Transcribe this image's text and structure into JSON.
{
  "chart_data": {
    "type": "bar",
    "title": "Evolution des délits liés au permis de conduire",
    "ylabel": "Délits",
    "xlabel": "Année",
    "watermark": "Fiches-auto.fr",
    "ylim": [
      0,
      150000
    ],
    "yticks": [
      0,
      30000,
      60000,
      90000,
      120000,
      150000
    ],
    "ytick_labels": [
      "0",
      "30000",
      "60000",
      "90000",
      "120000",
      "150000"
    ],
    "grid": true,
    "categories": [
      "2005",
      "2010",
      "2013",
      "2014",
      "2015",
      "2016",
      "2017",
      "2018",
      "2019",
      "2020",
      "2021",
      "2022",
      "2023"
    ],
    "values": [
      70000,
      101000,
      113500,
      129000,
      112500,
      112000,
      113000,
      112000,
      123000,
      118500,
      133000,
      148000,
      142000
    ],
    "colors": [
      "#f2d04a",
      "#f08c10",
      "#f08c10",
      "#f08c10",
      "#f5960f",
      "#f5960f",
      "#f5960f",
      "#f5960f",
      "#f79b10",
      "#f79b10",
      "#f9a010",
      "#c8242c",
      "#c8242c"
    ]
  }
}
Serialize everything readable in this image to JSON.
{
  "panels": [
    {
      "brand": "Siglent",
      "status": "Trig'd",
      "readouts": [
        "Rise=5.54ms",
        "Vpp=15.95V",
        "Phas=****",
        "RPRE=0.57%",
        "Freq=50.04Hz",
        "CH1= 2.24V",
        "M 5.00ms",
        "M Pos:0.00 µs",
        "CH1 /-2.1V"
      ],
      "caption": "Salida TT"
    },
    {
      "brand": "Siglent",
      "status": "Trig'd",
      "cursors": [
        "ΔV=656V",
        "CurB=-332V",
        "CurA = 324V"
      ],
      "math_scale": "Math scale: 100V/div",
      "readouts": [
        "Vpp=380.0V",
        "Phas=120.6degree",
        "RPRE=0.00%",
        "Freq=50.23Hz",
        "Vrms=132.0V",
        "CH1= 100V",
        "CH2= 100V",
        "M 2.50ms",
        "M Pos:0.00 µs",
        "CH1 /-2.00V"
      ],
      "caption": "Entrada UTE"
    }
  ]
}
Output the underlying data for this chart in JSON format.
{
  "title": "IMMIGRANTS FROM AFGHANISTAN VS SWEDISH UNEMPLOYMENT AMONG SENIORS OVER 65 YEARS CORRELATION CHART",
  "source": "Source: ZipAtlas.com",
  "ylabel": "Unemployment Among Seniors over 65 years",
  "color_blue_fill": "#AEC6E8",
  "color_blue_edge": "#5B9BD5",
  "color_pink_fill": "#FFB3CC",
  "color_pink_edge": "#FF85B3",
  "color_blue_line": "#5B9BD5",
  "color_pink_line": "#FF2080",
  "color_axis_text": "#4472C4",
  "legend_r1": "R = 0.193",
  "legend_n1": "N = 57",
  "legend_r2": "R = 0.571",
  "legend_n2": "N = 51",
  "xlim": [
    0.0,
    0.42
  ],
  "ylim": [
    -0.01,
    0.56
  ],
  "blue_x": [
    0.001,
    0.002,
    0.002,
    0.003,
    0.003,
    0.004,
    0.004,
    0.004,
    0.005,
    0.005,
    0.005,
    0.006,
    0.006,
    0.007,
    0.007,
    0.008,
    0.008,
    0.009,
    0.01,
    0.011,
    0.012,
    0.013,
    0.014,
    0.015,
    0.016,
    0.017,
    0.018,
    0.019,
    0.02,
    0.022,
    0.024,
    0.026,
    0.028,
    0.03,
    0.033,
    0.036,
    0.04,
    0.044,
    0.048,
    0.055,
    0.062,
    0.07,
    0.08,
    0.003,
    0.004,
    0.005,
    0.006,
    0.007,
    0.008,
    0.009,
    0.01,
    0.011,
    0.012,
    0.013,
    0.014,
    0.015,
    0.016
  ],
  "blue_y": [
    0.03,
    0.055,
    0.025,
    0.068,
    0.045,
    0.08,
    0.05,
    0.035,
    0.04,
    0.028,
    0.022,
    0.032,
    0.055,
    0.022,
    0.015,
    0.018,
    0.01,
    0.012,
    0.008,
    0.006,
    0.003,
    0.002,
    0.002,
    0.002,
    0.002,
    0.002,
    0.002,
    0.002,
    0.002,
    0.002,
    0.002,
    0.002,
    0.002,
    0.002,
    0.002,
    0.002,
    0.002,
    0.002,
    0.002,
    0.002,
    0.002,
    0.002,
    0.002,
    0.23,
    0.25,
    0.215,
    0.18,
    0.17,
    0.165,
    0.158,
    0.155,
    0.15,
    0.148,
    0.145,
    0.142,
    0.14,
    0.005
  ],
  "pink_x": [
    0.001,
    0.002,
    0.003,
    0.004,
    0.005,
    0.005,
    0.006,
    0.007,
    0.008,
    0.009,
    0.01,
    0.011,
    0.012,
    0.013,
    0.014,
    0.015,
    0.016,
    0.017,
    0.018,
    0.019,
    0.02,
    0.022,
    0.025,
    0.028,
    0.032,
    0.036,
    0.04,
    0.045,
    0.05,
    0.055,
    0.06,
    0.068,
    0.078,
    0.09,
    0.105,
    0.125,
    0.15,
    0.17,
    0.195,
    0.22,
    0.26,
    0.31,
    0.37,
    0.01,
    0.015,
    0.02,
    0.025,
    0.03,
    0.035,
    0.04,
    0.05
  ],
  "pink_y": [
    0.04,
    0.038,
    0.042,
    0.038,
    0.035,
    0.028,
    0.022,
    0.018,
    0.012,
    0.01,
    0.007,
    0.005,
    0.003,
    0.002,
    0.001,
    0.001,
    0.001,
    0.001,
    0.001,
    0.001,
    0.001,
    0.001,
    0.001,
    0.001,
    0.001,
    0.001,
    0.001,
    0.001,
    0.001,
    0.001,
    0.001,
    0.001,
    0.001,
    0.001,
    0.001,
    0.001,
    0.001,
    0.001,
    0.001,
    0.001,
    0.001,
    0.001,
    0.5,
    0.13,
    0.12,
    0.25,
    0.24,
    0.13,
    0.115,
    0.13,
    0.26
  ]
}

★ ★ ★ ★ ★

- [Task]: Which lines in the records above contain the string "caption"? Copy each one.

- [Complete answer]:
      "caption": "Salida TT"
      "caption": "Entrada UTE"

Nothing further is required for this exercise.